====== INPUT RECORDS

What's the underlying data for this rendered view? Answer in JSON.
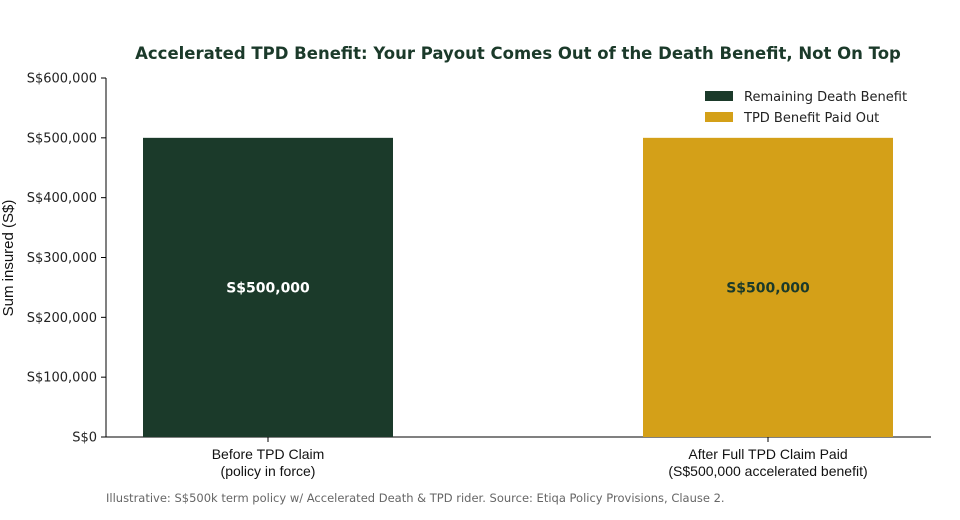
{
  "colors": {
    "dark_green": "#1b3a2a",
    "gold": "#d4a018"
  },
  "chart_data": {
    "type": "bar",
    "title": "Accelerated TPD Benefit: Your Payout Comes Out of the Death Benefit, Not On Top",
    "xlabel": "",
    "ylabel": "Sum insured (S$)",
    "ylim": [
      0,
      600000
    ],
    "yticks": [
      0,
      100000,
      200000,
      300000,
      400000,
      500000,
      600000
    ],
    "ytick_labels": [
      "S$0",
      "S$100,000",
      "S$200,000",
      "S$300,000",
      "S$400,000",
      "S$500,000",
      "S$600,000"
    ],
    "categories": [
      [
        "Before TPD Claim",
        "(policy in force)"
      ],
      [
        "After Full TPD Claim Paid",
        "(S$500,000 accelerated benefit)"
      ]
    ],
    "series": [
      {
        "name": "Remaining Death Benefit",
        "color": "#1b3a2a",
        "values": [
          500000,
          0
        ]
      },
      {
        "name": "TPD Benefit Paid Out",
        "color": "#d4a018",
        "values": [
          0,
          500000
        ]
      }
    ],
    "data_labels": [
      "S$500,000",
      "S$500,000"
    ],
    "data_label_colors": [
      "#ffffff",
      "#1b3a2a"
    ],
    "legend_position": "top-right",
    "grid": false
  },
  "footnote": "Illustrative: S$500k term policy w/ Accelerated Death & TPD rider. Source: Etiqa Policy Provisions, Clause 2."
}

============
====== INPUT RECORDS

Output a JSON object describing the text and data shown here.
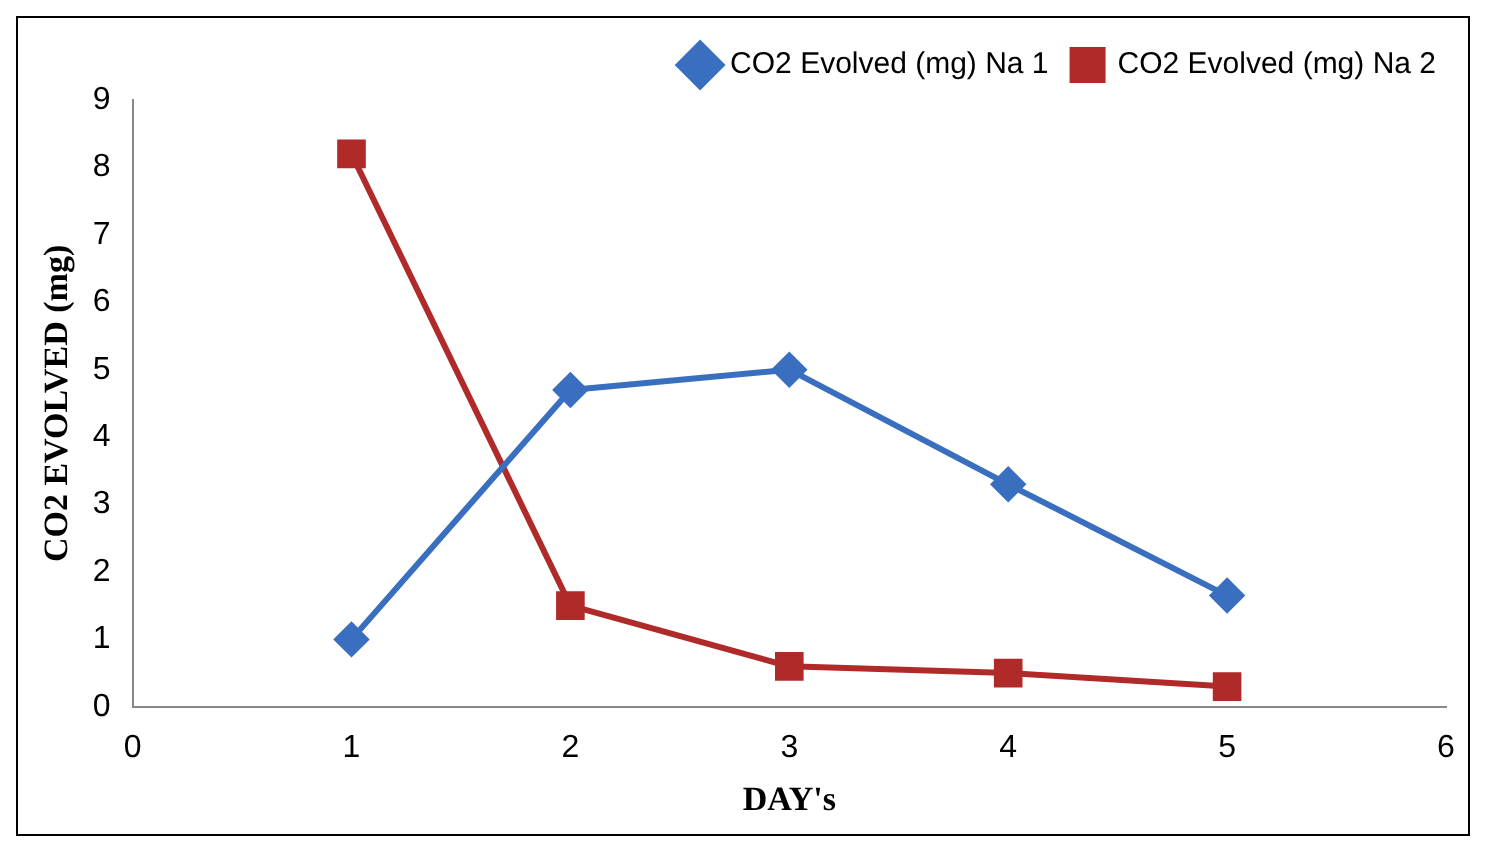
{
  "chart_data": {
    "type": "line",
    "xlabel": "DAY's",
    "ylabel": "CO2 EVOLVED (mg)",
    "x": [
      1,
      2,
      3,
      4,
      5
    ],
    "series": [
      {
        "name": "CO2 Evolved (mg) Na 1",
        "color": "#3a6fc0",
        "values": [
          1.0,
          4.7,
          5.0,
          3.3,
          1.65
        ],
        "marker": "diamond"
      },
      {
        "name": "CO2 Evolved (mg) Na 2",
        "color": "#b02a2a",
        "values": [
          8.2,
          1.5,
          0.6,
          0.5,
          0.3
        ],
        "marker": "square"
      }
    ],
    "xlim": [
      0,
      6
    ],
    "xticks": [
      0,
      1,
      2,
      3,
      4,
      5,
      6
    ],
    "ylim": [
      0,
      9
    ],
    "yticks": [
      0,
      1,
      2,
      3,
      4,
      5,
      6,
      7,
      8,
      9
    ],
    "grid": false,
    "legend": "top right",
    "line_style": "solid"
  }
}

============
====== INPUT RECORDS

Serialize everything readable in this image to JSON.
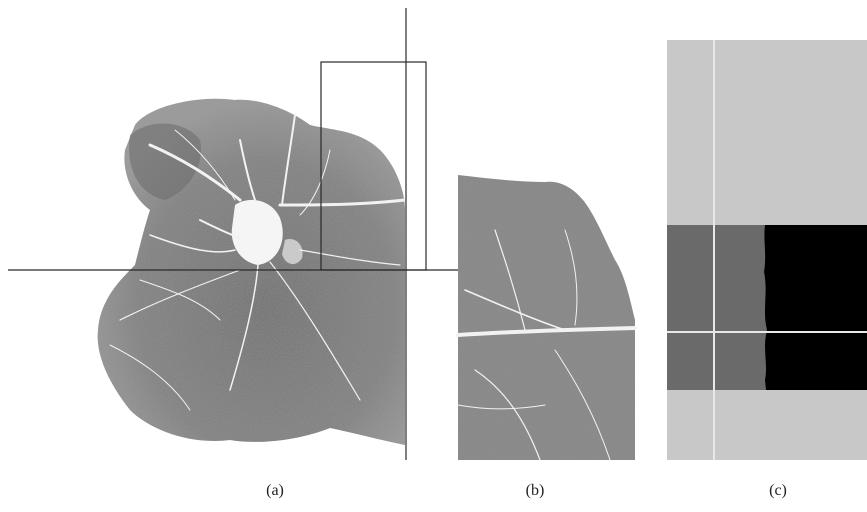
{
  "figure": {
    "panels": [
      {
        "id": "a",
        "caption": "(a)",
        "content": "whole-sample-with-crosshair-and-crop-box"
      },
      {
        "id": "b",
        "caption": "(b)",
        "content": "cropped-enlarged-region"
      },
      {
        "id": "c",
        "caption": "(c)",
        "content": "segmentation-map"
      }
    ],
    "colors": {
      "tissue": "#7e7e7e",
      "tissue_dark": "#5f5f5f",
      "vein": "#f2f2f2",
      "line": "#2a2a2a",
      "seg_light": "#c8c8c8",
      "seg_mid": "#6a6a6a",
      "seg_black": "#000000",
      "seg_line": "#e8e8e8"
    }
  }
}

============

Extract each line from the listing that holds the word "policy".

        "(policy in force)"
  "footnote": "Illustrative: S$500k term policy w/ Accelerated Death & TPD rider. Source: Etiqa Policy Provisions, Clause 2."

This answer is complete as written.